● DOCUMENT TEXT:
DQ is a multidimensional concept (Eppler 2001; Fox et al. 1994; Miller 1996; Tayi and Ballou 1998; Wang and Strong 1996). However, there is neither a consensus on what constitute the dimensions of DQ, nor the exact meaning of each dimension (Nelson et al. 2005). The dimensions of DQ vary among scholars (Bovee et al. 2001; Fox et al. 1994; Miller 1996; Naumann 2002; Wang and Strong 1996). However, the most cited DQ dimensions are the dimensions of Wang and Strong (1996), They list sixteen DQ dimensions categorized into four thematic, namely intrinsic, accessibility, contextual, and representational quality, as shown in Fig. 2.
Intrinsic quality is referring to internal properties of the data, e.g. accuracy, objectivity, believability, and reputation. Accesibility quality emphasizes the importance of computer systems that store and provide access to data. Representational quality consists of understandability, interpretability, concise representation, and consistent representation. Contextual quality, which highlights the requirement that DQ must be considered within the context of the task at hand, consists of value-added, relevance, timeliness, completeness, and appropriate amount.
4 Correlation Between Big Data and Data Quality in Financial Service Organizations
Our aim was to investigate the relationship between big data characteristics and DQ dimensions as depicted in Fig. 2. The big data characteristics and DQ dimensions are used to investigate the case studies. Using content analysis these are mapped and the relationship explored. There are eleven Vs that represent big data (their definition were given in Sect. 3) and four category of DQ that includes 16 dimensions (see Sect. 3 for their definition). We conducted seven cases that were carefully selected as explained in Sect. 2 to study the correlation. Three more in-depth case studies were performed to confirm and refine the findings and investigate the relationship in detail. DQ issues emerged from big data characteristics mentioned in case studies were explained as follow. Although big data characteristics and DQ dimensions are different, we found both ‘value’ refers to the same definition. Therefore we opted only one ‘value’ in the matrix, i.e. ‘value’ as a DQ dimension.
4.1 Volume
Volume was not frequently mentioned affecting DQ issue in the case. Huge size of data could increase chance to discover hidden patterns, such as finding a suspicious fraud. In addition, larger volume most likely leads to higher representativeness. However, bigger size could also bring troubles. In case 3 and 7, information overload was caused by volume of the data. It affected the level of amount of the data that is needed for the task in hand. For example, UBS Bank found in several situations that the transaction data for risk identification was too large for pre-processing.
4.2 Velocity
Many financial service organizations need real-time data for their activities such as fraud detection, complaint monitoring, and customer retention. Therefore, they were very concerned with the timeliness of the data. Outdated data is mentioned as an important issue by most cases (case 1, 2, 4, 5, 6, and 7). For example, data like credit card transactions is useful for the fraud detection and avoiding the fraud can have a huge impact, but becomes useless if it is not processed in real-time to predict and prevent the subsequent fraud.

● PROVIDED INFORMATION:
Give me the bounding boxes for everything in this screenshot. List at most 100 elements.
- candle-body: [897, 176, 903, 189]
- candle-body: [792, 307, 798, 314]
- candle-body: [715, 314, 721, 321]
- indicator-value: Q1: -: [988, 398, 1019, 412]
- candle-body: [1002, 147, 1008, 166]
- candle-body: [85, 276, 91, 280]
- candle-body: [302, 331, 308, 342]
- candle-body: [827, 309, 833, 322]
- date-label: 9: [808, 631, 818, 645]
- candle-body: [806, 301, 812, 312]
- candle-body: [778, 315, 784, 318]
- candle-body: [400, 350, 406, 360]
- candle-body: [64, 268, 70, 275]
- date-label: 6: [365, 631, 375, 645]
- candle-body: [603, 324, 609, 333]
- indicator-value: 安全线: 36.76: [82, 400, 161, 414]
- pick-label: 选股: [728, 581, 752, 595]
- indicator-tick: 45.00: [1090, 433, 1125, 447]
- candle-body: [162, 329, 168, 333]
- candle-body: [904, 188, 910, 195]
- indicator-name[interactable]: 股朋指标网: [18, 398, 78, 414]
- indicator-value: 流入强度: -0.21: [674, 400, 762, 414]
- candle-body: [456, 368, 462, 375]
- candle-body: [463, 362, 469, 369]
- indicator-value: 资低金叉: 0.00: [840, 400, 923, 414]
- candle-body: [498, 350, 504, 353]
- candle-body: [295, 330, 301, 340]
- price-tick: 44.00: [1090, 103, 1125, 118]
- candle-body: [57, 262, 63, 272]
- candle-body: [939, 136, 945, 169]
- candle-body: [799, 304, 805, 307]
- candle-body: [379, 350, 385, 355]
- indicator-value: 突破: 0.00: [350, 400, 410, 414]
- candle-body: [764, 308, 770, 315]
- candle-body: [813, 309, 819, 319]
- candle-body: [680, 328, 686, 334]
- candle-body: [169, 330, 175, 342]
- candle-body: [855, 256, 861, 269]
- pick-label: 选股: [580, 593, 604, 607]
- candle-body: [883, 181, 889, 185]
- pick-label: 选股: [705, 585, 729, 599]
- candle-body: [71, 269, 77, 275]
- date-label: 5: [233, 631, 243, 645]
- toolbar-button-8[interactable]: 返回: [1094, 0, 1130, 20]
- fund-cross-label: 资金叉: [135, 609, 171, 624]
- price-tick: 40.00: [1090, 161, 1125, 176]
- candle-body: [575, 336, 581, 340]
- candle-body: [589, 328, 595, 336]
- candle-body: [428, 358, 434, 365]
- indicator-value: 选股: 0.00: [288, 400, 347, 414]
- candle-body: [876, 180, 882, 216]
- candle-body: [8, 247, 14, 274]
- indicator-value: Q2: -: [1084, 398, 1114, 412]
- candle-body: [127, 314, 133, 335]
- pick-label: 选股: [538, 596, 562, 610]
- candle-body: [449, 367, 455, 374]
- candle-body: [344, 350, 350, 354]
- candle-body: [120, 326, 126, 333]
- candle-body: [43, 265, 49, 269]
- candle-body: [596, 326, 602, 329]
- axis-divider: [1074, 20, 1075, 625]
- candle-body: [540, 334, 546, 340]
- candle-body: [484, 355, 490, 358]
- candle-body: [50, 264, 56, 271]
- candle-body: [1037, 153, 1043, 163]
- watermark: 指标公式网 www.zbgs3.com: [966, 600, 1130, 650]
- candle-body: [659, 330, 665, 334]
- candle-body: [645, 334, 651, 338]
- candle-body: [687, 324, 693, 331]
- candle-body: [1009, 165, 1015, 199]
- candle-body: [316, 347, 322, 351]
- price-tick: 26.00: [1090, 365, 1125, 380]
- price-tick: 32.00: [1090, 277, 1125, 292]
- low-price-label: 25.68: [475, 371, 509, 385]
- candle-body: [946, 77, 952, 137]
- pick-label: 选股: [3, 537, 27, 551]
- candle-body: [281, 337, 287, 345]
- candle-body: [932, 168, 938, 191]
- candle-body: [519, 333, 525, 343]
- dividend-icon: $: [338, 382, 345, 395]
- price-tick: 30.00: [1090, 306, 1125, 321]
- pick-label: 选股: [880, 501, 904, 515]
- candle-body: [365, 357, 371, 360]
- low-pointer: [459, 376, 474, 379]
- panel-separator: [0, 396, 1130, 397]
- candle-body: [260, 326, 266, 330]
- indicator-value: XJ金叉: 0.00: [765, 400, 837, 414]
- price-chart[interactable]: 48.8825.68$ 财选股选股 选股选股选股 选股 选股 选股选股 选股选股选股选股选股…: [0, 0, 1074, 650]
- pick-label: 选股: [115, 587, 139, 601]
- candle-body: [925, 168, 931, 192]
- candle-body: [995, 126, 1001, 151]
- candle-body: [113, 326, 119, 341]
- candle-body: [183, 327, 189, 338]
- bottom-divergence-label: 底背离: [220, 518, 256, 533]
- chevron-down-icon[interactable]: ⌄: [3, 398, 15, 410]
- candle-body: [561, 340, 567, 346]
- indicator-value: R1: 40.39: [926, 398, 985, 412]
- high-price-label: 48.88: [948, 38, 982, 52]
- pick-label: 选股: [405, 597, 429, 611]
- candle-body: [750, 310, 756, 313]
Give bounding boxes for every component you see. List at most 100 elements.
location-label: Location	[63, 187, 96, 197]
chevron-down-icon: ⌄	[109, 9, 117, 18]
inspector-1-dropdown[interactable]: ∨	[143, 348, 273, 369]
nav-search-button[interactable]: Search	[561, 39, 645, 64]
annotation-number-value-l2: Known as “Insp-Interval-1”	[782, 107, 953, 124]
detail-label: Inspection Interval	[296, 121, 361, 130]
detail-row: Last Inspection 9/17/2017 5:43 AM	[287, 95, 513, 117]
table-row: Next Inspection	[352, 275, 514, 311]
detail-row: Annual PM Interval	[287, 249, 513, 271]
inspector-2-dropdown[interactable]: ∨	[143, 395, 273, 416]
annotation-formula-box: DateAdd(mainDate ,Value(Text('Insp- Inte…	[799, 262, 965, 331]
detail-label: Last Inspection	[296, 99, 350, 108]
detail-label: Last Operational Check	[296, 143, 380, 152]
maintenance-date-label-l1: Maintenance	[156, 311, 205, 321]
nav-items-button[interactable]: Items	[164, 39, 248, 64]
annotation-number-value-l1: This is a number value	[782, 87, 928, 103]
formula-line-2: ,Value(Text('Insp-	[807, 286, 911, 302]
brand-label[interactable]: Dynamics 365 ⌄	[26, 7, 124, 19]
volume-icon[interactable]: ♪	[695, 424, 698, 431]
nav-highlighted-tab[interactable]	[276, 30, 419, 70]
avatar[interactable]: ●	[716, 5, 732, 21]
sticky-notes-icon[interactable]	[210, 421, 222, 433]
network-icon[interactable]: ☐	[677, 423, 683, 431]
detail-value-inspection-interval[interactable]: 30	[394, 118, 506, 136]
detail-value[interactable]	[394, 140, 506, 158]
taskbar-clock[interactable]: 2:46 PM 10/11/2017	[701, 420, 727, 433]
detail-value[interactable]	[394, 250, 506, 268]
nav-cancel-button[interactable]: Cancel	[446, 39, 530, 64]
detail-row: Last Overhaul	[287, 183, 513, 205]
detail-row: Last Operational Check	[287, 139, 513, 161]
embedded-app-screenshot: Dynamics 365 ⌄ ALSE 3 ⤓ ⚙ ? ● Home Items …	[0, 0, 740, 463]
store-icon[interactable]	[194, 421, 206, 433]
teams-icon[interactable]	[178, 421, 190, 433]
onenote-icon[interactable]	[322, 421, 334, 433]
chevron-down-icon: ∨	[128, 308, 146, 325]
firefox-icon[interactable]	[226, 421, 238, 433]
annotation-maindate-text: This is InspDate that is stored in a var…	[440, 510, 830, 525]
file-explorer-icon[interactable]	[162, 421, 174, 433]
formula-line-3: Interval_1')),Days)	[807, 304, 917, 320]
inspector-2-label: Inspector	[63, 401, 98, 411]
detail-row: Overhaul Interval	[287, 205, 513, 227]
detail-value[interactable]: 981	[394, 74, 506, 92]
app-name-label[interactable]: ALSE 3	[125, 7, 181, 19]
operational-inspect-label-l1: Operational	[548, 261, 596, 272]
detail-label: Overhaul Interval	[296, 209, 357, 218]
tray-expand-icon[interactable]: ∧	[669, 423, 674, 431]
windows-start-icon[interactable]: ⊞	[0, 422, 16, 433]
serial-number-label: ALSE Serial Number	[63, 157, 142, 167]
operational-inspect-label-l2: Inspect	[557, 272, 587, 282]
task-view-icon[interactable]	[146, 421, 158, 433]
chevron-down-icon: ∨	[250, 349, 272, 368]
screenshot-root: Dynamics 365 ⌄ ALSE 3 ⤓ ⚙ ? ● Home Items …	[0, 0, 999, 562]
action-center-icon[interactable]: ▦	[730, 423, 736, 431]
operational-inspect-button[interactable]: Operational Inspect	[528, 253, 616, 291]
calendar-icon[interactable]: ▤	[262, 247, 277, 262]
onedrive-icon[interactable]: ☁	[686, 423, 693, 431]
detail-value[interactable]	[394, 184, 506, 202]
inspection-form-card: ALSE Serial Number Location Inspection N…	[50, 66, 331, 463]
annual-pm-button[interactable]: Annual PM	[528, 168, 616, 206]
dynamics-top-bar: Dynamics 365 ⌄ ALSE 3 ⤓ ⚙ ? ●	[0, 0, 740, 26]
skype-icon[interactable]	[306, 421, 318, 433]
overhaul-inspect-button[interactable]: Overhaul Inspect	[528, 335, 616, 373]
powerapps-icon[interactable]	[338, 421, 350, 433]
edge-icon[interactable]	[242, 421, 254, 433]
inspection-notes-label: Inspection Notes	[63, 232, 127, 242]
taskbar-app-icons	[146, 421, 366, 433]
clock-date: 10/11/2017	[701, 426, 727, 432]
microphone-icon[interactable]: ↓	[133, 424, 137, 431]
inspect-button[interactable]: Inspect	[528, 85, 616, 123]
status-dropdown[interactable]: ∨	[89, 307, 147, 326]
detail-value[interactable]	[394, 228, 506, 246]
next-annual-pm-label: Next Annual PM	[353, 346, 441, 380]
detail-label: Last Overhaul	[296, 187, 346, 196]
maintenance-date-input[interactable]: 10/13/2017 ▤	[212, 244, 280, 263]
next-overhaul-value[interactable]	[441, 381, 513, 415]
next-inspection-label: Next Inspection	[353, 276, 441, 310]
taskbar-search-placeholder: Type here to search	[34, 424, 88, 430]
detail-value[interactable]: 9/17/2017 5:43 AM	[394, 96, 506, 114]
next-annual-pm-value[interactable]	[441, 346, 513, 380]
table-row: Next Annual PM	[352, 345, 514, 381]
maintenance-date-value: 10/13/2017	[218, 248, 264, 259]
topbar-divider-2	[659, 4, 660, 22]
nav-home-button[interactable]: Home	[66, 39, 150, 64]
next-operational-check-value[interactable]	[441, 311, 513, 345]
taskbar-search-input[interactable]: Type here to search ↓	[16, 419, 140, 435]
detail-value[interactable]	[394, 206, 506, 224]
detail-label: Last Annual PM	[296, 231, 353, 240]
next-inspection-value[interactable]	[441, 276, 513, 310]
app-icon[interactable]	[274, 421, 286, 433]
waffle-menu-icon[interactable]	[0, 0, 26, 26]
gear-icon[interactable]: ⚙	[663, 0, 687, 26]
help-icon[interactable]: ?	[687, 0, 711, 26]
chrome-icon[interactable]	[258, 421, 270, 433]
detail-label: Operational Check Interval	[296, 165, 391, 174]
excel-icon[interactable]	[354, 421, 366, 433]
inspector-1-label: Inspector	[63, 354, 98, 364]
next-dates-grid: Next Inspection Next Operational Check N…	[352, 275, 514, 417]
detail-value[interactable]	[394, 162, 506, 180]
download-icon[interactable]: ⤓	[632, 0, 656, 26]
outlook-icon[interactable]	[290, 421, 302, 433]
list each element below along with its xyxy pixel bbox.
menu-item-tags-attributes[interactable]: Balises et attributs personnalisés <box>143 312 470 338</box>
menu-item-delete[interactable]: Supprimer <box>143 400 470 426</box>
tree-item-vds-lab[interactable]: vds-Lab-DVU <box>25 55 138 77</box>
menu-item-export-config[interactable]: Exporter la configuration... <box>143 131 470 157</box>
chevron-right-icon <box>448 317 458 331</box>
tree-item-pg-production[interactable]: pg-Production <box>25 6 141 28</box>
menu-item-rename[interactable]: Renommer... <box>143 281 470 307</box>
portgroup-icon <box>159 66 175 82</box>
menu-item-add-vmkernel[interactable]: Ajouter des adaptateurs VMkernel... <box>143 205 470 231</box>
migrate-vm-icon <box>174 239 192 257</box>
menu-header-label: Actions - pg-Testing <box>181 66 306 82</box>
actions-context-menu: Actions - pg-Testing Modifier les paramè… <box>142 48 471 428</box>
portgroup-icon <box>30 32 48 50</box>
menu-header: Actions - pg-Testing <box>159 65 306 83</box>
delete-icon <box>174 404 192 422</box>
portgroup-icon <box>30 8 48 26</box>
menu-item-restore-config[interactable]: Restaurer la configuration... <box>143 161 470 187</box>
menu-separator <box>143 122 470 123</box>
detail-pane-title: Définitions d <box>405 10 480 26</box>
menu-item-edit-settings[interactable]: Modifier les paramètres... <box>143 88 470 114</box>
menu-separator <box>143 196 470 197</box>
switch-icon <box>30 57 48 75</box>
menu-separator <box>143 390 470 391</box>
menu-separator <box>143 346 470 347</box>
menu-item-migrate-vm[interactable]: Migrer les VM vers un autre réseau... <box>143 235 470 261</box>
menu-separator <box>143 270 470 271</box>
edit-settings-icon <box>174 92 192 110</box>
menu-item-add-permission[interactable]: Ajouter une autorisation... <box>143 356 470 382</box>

● WHAT THIS EXERCISE ASKS:
(1) According to the data quality text, which dimensions make up representational quality?
(2) Reproduce the passage of the data quality text starting at "DQ is a multidimensional" and ending at "shown in Fig. 2.".
The entries are separate material from the data quality text.

● TASK-BY-TASK ANSWERS:
(1) Understandability, interpretability, concise representation, and consistent representation.

(2)
DQ is a multidimensional concept (Eppler 2001; Fox et al. 1994; Miller 1996; Tayi and Ballou 1998; Wang and Strong 1996). However, there is neither a consensus on what constitute the dimensions of DQ, nor the exact meaning of each dimension (Nelson et al. 2005). The dimensions of DQ vary among scholars (Bovee et al. 2001; Fox et al. 1994; Miller 1996; Naumann 2002; Wang and Strong 1996). However, the most cited DQ dimensions are the dimensions of Wang and Strong (1996), They list sixteen DQ dimensions categorized into four thematic, namely intrinsic, accessibility, contextual, and representational quality, as shown in Fig. 2.